[Recorded data]
* start *
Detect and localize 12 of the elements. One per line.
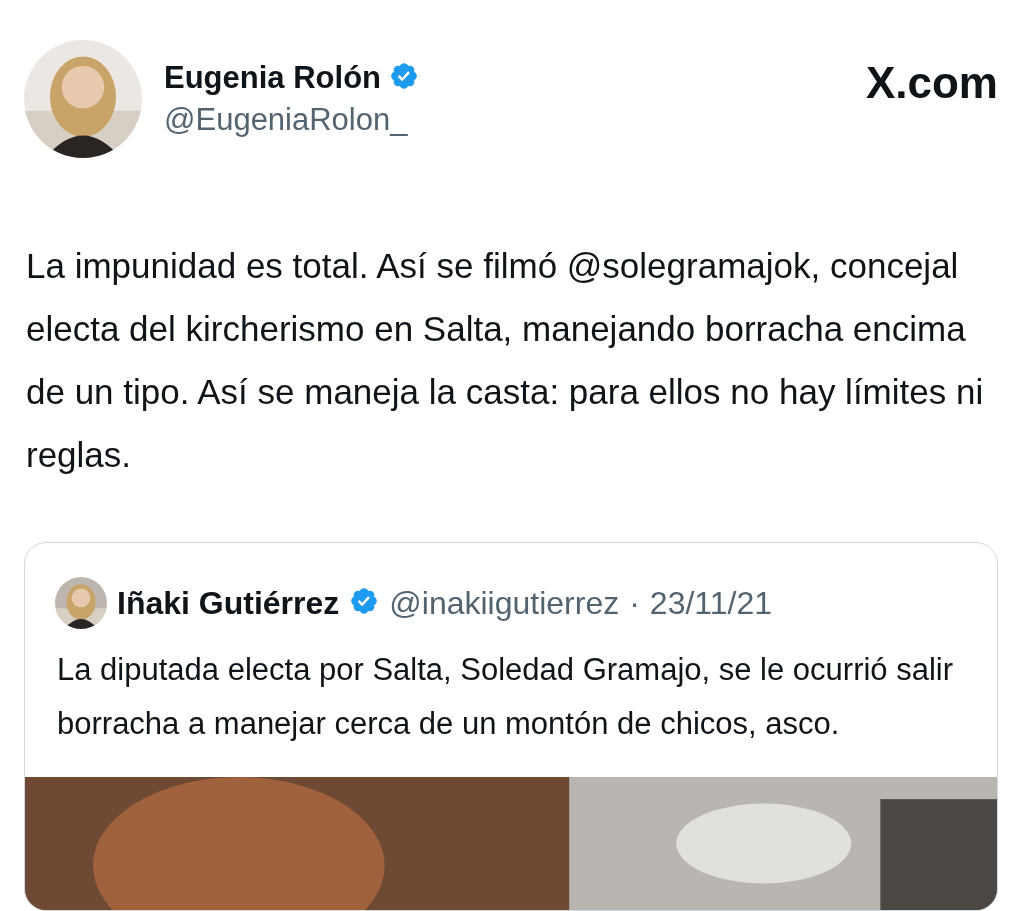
quoted-tweet-text: La diputada electa por Salta, Soledad Gramajo, se le ocurrió salir borracha a manejar cerca de un montón de chicos, asco. <box>57 651 955 743</box>
quoted-date: 23/11/21 <box>649 584 773 622</box>
separator-dot: · <box>629 584 640 622</box>
author-name[interactable]: Eugenia Rolón <box>164 60 381 96</box>
verified-badge-icon <box>389 61 419 91</box>
site-logo: X.com <box>865 58 998 108</box>
quoted-tweet-card[interactable]: Iñaki Gutiérrez @inakiigutierrez · 23/11/21 La diputada electa por Salta, Soledad Gramajo, se le ocurrió salir borracha a manejar cerca de un montón de chicos, asco. <box>24 542 998 911</box>
author-handle[interactable]: @EugeniaRolon_ <box>164 102 844 138</box>
quoted-author-name[interactable]: Iñaki Gutiérrez <box>117 584 340 622</box>
quoted-author-handle[interactable]: @inakiigutierrez <box>389 584 620 622</box>
tweet-text: La impunidad es total. Así se filmó @solegramajok, concejal electa del kircherismo en Salta, manejando borracha encima de un tipo. Así se maneja la casta: para ellos no hay límites ni reglas. <box>26 245 985 476</box>
verified-badge-icon <box>349 586 380 616</box>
* end *
> _Your objective_:
Convert the lines of the material above into a numbered list, omitting blank lines. Leave the pictures out.

> _The output_:
1. Detect and localize 12 of the elements. One per line.
2. quoted-tweet-text: La diputada electa por Salta, Soledad Gramajo, se le ocurrió salir borracha a manejar cerca de un montón de chicos, asco. <box>57 651 955 743</box>
3. quoted-date: 23/11/21 <box>649 584 773 622</box>
4. separator-dot: · <box>629 584 640 622</box>
5. author-name[interactable]: Eugenia Rolón <box>164 60 381 96</box>
6. verified-badge-icon <box>389 61 419 91</box>
7. site-logo: X.com <box>865 58 998 108</box>
8. quoted-tweet-card[interactable]: Iñaki Gutiérrez @inakiigutierrez · 23/11/21 La diputada electa por Salta, Soledad Gramajo, se le ocurrió salir borracha a manejar cerca de un montón de chicos, asco. <box>24 542 998 911</box>
9. author-handle[interactable]: @EugeniaRolon_ <box>164 102 844 138</box>
10. quoted-author-name[interactable]: Iñaki Gutiérrez <box>117 584 340 622</box>
11. quoted-author-handle[interactable]: @inakiigutierrez <box>389 584 620 622</box>
12. tweet-text: La impunidad es total. Así se filmó @solegramajok, concejal electa del kircherismo en Salta, manejando borracha encima de un tipo. Así se maneja la casta: para ellos no hay límites ni reglas. <box>26 245 985 476</box>
13. verified-badge-icon <box>349 586 380 616</box>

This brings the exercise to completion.